• _Task details_
Take every line from the material that has the word "into" in it.

• _Records for the task_
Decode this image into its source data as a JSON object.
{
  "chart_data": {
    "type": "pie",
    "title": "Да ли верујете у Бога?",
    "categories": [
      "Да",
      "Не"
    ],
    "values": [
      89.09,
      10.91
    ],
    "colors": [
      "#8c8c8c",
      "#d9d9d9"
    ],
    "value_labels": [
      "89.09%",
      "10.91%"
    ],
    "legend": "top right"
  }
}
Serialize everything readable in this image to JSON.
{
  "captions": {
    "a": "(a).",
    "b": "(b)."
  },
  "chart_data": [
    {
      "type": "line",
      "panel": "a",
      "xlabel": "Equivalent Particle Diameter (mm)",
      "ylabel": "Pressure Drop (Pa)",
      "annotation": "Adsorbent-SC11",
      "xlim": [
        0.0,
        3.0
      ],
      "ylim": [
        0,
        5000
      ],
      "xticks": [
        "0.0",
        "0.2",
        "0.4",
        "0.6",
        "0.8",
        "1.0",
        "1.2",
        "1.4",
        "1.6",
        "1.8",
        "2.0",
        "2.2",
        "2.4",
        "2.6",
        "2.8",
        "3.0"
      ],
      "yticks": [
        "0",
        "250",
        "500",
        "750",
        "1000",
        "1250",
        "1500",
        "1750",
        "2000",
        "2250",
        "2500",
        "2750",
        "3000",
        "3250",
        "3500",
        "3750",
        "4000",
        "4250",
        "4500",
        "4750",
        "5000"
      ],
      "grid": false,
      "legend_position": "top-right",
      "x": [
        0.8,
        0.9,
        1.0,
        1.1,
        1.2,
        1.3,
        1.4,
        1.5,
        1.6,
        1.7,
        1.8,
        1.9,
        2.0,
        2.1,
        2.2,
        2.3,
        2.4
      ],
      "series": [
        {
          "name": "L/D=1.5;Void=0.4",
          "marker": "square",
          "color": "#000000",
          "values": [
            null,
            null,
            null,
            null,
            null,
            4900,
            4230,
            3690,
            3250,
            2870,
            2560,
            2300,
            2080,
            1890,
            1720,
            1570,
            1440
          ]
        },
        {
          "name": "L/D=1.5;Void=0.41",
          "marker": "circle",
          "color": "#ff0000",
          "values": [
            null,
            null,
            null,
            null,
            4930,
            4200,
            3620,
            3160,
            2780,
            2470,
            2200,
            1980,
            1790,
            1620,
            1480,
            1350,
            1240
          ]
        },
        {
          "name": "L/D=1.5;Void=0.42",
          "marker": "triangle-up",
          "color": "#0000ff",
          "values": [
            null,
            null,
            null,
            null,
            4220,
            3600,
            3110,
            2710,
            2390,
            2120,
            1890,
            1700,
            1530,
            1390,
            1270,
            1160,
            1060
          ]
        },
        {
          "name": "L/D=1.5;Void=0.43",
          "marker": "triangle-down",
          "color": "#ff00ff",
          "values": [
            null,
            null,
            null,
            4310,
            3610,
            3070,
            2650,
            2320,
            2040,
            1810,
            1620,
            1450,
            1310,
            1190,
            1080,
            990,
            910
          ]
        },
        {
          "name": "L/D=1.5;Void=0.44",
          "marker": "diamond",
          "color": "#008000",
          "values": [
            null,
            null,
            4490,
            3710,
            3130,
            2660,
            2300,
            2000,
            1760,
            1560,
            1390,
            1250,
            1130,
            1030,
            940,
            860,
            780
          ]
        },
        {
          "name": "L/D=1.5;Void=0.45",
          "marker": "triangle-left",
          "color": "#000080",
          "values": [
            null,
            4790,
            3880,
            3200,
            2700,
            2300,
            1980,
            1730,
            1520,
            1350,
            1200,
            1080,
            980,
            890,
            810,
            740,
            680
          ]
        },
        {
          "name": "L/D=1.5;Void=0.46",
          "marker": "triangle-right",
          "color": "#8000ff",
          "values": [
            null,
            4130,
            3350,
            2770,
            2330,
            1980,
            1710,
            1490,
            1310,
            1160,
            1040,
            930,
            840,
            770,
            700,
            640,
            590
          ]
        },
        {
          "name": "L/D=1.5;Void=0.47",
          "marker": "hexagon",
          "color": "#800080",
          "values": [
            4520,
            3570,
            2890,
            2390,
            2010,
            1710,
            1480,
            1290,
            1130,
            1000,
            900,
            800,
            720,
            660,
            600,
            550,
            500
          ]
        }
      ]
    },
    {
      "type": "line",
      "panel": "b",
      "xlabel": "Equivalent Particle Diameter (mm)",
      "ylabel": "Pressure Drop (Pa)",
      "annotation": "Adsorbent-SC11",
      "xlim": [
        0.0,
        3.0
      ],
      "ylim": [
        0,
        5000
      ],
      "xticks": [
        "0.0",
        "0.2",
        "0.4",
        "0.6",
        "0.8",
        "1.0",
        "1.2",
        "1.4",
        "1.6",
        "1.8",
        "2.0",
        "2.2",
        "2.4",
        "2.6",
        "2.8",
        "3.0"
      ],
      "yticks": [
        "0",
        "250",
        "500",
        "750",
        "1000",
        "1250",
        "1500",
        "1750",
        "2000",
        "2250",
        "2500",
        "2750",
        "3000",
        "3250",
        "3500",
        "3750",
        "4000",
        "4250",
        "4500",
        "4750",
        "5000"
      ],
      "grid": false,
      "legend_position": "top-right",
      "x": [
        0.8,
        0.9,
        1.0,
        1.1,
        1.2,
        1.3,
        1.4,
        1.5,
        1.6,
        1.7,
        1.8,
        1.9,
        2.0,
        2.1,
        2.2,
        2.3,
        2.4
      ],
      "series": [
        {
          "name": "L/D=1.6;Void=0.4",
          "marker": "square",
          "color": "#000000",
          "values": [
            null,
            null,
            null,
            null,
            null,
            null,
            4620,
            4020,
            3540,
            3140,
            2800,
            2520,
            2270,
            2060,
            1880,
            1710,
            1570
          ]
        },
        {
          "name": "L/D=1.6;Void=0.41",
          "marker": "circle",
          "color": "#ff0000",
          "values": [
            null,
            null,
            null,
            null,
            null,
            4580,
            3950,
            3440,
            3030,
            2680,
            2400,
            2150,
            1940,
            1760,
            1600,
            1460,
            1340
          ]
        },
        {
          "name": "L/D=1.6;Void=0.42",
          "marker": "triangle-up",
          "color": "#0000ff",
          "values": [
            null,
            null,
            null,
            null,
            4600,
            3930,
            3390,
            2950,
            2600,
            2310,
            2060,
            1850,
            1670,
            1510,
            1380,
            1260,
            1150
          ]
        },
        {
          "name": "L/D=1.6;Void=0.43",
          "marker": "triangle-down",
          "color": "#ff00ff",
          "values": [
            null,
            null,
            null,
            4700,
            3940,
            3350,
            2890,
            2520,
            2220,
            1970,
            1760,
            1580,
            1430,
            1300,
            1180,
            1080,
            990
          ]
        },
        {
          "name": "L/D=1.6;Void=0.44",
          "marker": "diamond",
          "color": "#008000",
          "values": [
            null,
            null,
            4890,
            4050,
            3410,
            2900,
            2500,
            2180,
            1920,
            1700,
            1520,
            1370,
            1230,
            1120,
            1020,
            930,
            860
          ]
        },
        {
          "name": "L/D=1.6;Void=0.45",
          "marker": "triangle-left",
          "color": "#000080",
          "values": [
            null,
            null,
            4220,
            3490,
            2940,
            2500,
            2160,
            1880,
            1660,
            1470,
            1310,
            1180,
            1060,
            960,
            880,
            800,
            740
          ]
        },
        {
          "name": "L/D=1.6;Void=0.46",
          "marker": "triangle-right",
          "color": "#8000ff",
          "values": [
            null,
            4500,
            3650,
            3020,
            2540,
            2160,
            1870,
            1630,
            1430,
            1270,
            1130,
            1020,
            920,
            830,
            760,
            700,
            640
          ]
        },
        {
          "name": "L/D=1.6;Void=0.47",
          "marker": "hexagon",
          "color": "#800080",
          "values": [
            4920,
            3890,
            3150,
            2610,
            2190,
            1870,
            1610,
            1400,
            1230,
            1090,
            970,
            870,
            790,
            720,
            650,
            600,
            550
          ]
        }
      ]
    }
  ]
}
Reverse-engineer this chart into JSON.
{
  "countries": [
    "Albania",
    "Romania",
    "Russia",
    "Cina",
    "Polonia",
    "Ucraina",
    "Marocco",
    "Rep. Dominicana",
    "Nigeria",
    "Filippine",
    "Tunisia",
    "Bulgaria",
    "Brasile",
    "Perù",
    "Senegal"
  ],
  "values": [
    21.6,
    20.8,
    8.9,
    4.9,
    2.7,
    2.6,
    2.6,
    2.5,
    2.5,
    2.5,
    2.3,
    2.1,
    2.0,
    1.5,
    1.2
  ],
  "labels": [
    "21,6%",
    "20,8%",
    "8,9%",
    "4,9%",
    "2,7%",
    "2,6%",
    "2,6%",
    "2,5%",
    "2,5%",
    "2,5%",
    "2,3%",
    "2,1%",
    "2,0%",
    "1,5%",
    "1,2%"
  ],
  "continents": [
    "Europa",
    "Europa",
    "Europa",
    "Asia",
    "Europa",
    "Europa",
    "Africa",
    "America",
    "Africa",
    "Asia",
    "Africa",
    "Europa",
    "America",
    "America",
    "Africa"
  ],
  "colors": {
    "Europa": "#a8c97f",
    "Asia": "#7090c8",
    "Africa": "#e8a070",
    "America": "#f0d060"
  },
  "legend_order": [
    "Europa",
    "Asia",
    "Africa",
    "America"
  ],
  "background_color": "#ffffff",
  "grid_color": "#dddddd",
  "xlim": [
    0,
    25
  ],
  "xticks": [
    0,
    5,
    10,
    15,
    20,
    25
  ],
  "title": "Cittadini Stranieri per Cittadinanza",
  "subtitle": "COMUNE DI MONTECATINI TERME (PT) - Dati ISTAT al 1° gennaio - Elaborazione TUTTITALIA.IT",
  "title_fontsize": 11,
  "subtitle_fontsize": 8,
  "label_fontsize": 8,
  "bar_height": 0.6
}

• _Result of this exercise_
Decode this image into its source data as a JSON object.
Reverse-engineer this chart into JSON.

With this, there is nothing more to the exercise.